___ Supplied material ___

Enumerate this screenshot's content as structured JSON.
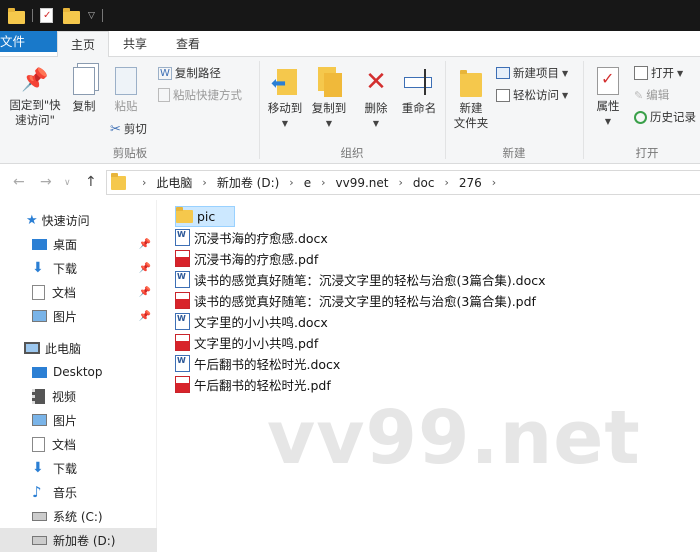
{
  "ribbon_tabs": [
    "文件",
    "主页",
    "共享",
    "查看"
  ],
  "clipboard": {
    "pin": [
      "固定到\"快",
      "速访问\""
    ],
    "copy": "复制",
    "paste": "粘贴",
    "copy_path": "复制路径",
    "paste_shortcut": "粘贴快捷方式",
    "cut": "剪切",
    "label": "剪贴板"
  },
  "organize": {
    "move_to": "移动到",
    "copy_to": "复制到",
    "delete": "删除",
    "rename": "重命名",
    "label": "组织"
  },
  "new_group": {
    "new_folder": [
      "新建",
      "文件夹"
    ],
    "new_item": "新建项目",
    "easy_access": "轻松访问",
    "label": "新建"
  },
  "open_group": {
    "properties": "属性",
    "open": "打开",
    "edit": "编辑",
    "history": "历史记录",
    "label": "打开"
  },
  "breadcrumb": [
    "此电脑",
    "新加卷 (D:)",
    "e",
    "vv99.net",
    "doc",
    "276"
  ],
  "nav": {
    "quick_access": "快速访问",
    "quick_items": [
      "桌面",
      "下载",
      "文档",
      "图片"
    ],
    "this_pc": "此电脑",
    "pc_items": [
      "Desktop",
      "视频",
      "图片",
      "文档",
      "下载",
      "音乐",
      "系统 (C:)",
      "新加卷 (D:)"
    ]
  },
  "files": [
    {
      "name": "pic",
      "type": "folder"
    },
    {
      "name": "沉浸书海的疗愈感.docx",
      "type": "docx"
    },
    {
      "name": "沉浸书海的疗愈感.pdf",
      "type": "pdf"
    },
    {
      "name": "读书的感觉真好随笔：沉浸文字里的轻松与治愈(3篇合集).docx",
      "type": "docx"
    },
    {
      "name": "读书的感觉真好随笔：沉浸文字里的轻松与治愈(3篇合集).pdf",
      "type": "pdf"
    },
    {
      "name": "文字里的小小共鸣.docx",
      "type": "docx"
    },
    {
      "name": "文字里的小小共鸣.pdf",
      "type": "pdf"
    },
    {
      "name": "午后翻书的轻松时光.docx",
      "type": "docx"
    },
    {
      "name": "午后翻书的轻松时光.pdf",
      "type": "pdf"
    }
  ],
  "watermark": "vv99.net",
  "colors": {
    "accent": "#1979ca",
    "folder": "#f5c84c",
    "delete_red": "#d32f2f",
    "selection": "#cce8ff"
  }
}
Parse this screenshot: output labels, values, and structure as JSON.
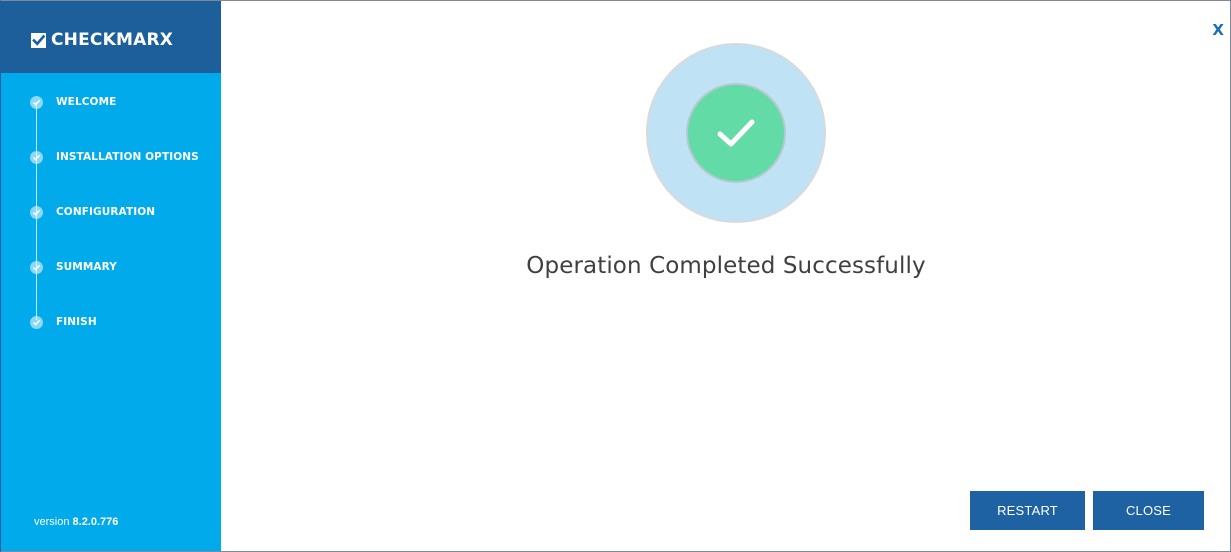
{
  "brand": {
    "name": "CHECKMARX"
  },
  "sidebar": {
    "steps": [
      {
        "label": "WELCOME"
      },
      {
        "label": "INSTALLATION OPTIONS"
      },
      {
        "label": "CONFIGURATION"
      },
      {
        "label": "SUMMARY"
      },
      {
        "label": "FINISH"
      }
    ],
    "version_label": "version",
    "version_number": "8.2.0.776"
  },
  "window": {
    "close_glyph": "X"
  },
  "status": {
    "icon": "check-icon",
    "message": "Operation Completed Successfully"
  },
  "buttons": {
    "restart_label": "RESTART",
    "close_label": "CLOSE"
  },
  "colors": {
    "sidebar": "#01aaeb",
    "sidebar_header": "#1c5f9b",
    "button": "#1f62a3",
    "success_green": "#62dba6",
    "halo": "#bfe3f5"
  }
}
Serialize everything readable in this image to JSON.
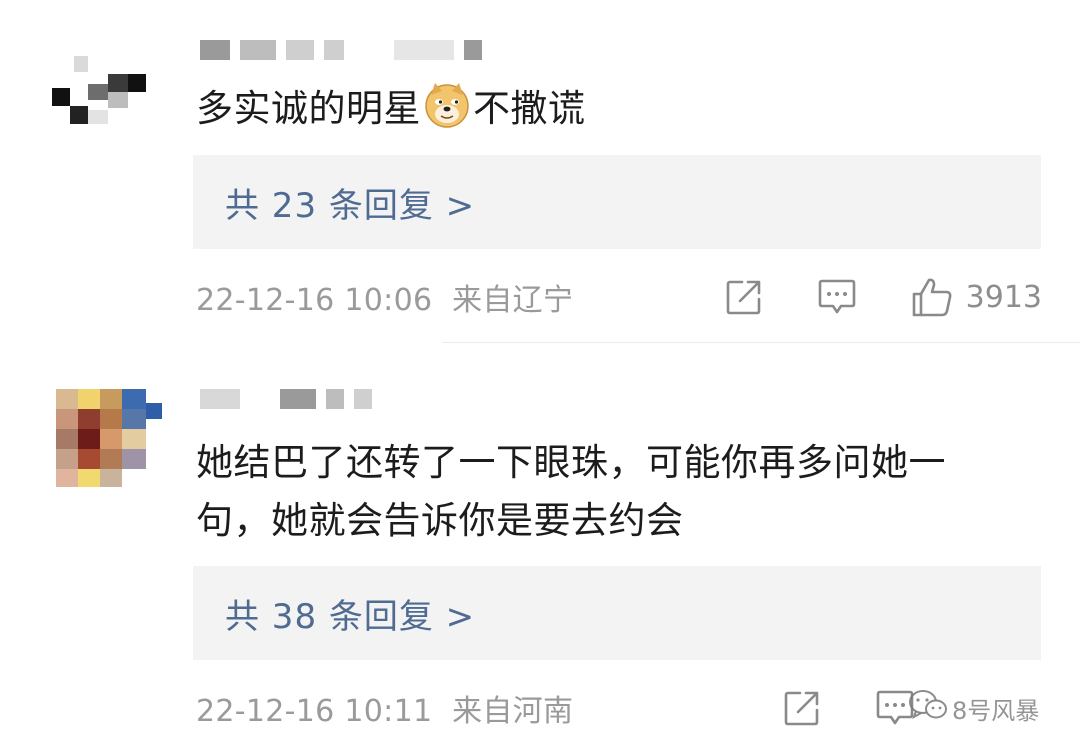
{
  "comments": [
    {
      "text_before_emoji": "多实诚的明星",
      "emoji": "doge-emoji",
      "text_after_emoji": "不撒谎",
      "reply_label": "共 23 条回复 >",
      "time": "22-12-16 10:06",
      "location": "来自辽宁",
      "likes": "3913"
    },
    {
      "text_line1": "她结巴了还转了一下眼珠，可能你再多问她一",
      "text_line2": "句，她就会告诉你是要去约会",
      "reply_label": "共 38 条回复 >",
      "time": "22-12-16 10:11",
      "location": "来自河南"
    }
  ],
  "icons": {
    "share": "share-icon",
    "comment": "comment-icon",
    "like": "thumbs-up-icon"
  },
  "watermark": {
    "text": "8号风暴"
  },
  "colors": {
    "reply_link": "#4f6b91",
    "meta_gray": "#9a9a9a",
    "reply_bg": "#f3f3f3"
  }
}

___

Task objective:
Go through the data above and find the lines with the word "午后翻书的轻松时光". Copy each of those lines.

Response:
      "name": "午后翻书的轻松时光.docx",
      "name": "午后翻书的轻松时光.pdf",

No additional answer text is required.